**Exercise task**
Copy out each line that has "click" in it.

* Start The records *

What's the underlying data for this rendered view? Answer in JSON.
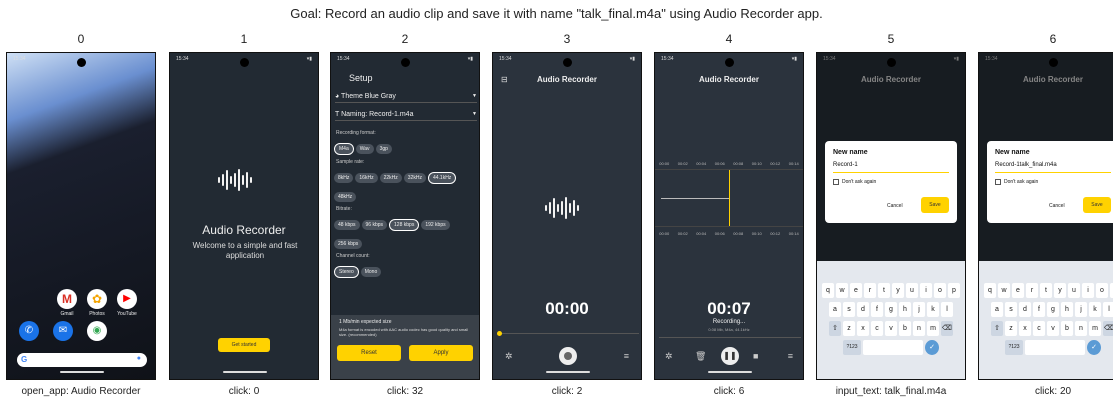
{
  "goal": "Goal: Record an audio clip and save it with name \"talk_final.m4a\" using Audio Recorder app.",
  "columns": [
    {
      "index": "0",
      "caption": "open_app: Audio Recorder"
    },
    {
      "index": "1",
      "caption": "click: 0"
    },
    {
      "index": "2",
      "caption": "click: 32"
    },
    {
      "index": "3",
      "caption": "click: 2"
    },
    {
      "index": "4",
      "caption": "click: 6"
    },
    {
      "index": "5",
      "caption": "input_text: talk_final.m4a"
    },
    {
      "index": "6",
      "caption": "click: 20"
    }
  ],
  "status": {
    "time": "15:34"
  },
  "home": {
    "apps": [
      "Gmail",
      "Photos",
      "YouTube"
    ]
  },
  "welcome": {
    "title": "Audio Recorder",
    "subtitle": "Welcome to a simple and fast application",
    "button": "Get started"
  },
  "setup": {
    "title": "Setup",
    "theme": "Theme Blue Gray",
    "naming": "Naming: Record-1.m4a",
    "recording_format_label": "Recording format:",
    "formats": [
      "M4a",
      "Wav",
      "3gp"
    ],
    "sample_rate_label": "Sample rate:",
    "rates": [
      "8kHz",
      "16kHz",
      "22kHz",
      "32kHz",
      "44.1kHz",
      "48kHz"
    ],
    "bitrate_label": "Bitrate:",
    "bitrates": [
      "48 kbps",
      "96 kbps",
      "128 kbps",
      "192 kbps",
      "256 kbps"
    ],
    "channel_label": "Channel count:",
    "channels": [
      "Stereo",
      "Mono"
    ],
    "expected": "1 Mb/min expected size",
    "info": "M4a format is encoded with AAC audio codec has good quality and small size. (recommended)",
    "reset": "Reset",
    "apply": "Apply"
  },
  "recorder": {
    "title": "Audio Recorder",
    "time_idle": "00:00",
    "time_rec": "00:07",
    "recording": "Recording...",
    "meta": "0.08 Mb, M4a, 44.1kHz",
    "ticks": [
      "00:00",
      "00:02",
      "00:04",
      "00:06",
      "00:08",
      "00:10",
      "00:12",
      "00:14"
    ]
  },
  "dialog": {
    "title": "New name",
    "value_before": "Record-1",
    "value_after": "Record-1talk_final.m4a",
    "checkbox": "Don't ask again",
    "cancel": "Cancel",
    "save": "Save"
  },
  "keyboard": {
    "row1": [
      "q",
      "w",
      "e",
      "r",
      "t",
      "y",
      "u",
      "i",
      "o",
      "p"
    ],
    "row2": [
      "a",
      "s",
      "d",
      "f",
      "g",
      "h",
      "j",
      "k",
      "l"
    ],
    "row3": [
      "z",
      "x",
      "c",
      "v",
      "b",
      "n",
      "m"
    ],
    "sym": "?123"
  }
}
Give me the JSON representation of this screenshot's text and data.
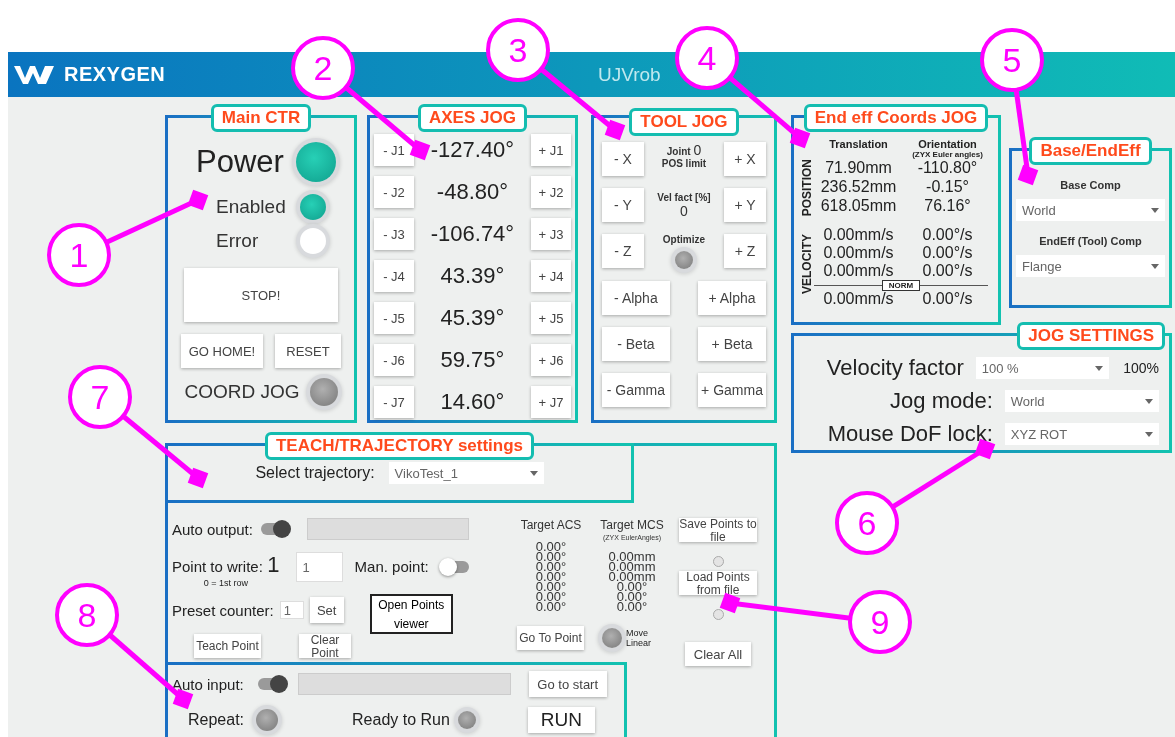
{
  "header": {
    "brand": "REXYGEN",
    "title": "UJVrob"
  },
  "main_ctr": {
    "title": "Main CTR",
    "indicators": [
      {
        "label": "Power",
        "on": true
      },
      {
        "label": "Enabled",
        "on": true
      },
      {
        "label": "Error",
        "on": false
      }
    ],
    "stop_button": "STOP!",
    "buttons": [
      "GO HOME!",
      "RESET"
    ],
    "coord_jog": {
      "label": "COORD JOG",
      "on": false
    }
  },
  "axes_jog": {
    "title": "AXES JOG",
    "joints": [
      {
        "minus": "- J1",
        "value": "-127.40°",
        "plus": "+ J1"
      },
      {
        "minus": "- J2",
        "value": "-48.80°",
        "plus": "+ J2"
      },
      {
        "minus": "- J3",
        "value": "-106.74°",
        "plus": "+ J3"
      },
      {
        "minus": "- J4",
        "value": "43.39°",
        "plus": "+ J4"
      },
      {
        "minus": "- J5",
        "value": "45.39°",
        "plus": "+ J5"
      },
      {
        "minus": "- J6",
        "value": "59.75°",
        "plus": "+ J6"
      },
      {
        "minus": "- J7",
        "value": "14.60°",
        "plus": "+ J7"
      }
    ]
  },
  "tool_jog": {
    "title": "TOOL JOG",
    "joint_label": "Joint",
    "joint_value": "0",
    "pos_limit": "POS limit",
    "vel_fact_label": "Vel fact  [%]",
    "vel_fact_value": "0",
    "optimize": {
      "label": "Optimize",
      "on": false
    },
    "linear_buttons": [
      {
        "minus": "- X",
        "plus": "+ X"
      },
      {
        "minus": "- Y",
        "plus": "+ Y"
      },
      {
        "minus": "- Z",
        "plus": "+ Z"
      }
    ],
    "angular_buttons": [
      {
        "minus": "- Alpha",
        "plus": "+ Alpha"
      },
      {
        "minus": "- Beta",
        "plus": "+ Beta"
      },
      {
        "minus": "- Gamma",
        "plus": "+ Gamma"
      }
    ]
  },
  "end_eff": {
    "title": "End eff Coords JOG",
    "translation_header": "Translation",
    "orientation_header": "Orientation",
    "orientation_note": "(ZYX Euler angles)",
    "position_label": "POSITION",
    "position_rows": [
      {
        "translation": "71.90mm",
        "orientation": "-110.80°"
      },
      {
        "translation": "236.52mm",
        "orientation": "-0.15°"
      },
      {
        "translation": "618.05mm",
        "orientation": "76.16°"
      }
    ],
    "velocity_label": "VELOCITY",
    "velocity_rows": [
      {
        "translation": "0.00mm/s",
        "orientation": "0.00°/s"
      },
      {
        "translation": "0.00mm/s",
        "orientation": "0.00°/s"
      },
      {
        "translation": "0.00mm/s",
        "orientation": "0.00°/s"
      }
    ],
    "norm_label": "NORM",
    "norm_row": {
      "translation": "0.00mm/s",
      "orientation": "0.00°/s"
    }
  },
  "base_endeff": {
    "title": "Base/EndEff",
    "fields": [
      {
        "label": "Base Comp",
        "value": "World"
      },
      {
        "label": "EndEff (Tool) Comp",
        "value": "Flange"
      }
    ]
  },
  "jog_settings": {
    "title": "JOG SETTINGS",
    "rows": [
      {
        "label": "Velocity factor",
        "value": "100 %",
        "reading": "100%"
      },
      {
        "label": "Jog mode:",
        "value": "World"
      },
      {
        "label": "Mouse DoF lock:",
        "value": "XYZ ROT"
      }
    ]
  },
  "teach": {
    "title": "TEACH/TRAJECTORY settings",
    "select_label": "Select trajectory:",
    "select_value": "VikoTest_1",
    "auto_output": {
      "label": "Auto output:",
      "on": true
    },
    "point_to_write": {
      "label": "Point to write:",
      "value": "1",
      "note": "0 = 1st row",
      "input": "1"
    },
    "man_point": {
      "label": "Man. point:",
      "on": false
    },
    "preset_counter": {
      "label": "Preset counter:",
      "input": "1",
      "button": "Set"
    },
    "open_viewer": "Open Points viewer",
    "teach_button": "Teach Point",
    "clear_button": "Clear Point",
    "target_acs": {
      "header": "Target ACS",
      "values": [
        "0.00°",
        "0.00°",
        "0.00°",
        "0.00°",
        "0.00°",
        "0.00°",
        "0.00°"
      ]
    },
    "target_mcs": {
      "header": "Target MCS",
      "note": "(ZYX EulerAngles)",
      "values": [
        "0.00mm",
        "0.00mm",
        "0.00mm",
        "0.00°",
        "0.00°",
        "0.00°"
      ]
    },
    "save_button": "Save Points to file",
    "save_status": {
      "on": false
    },
    "load_button": "Load Points from file",
    "load_status": {
      "on": false
    },
    "go_to_point": "Go To Point",
    "move_linear": {
      "label": "Move Linear",
      "on": false
    },
    "clear_all": "Clear All",
    "run": {
      "auto_input": {
        "label": "Auto input:",
        "on": true
      },
      "go_to_start": "Go to start",
      "repeat": {
        "label": "Repeat:",
        "on": false
      },
      "ready": {
        "label": "Ready to Run",
        "on": false
      },
      "run_button": "RUN"
    }
  },
  "callouts": [
    {
      "number": "1"
    },
    {
      "number": "2"
    },
    {
      "number": "3"
    },
    {
      "number": "4"
    },
    {
      "number": "5"
    },
    {
      "number": "6"
    },
    {
      "number": "7"
    },
    {
      "number": "8"
    },
    {
      "number": "9"
    }
  ]
}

* End The records *

**Output of the task**
      "caption": "click: 0"
      "caption": "click: 32"
      "caption": "click: 2"
      "caption": "click: 6"
      "caption": "click: 20"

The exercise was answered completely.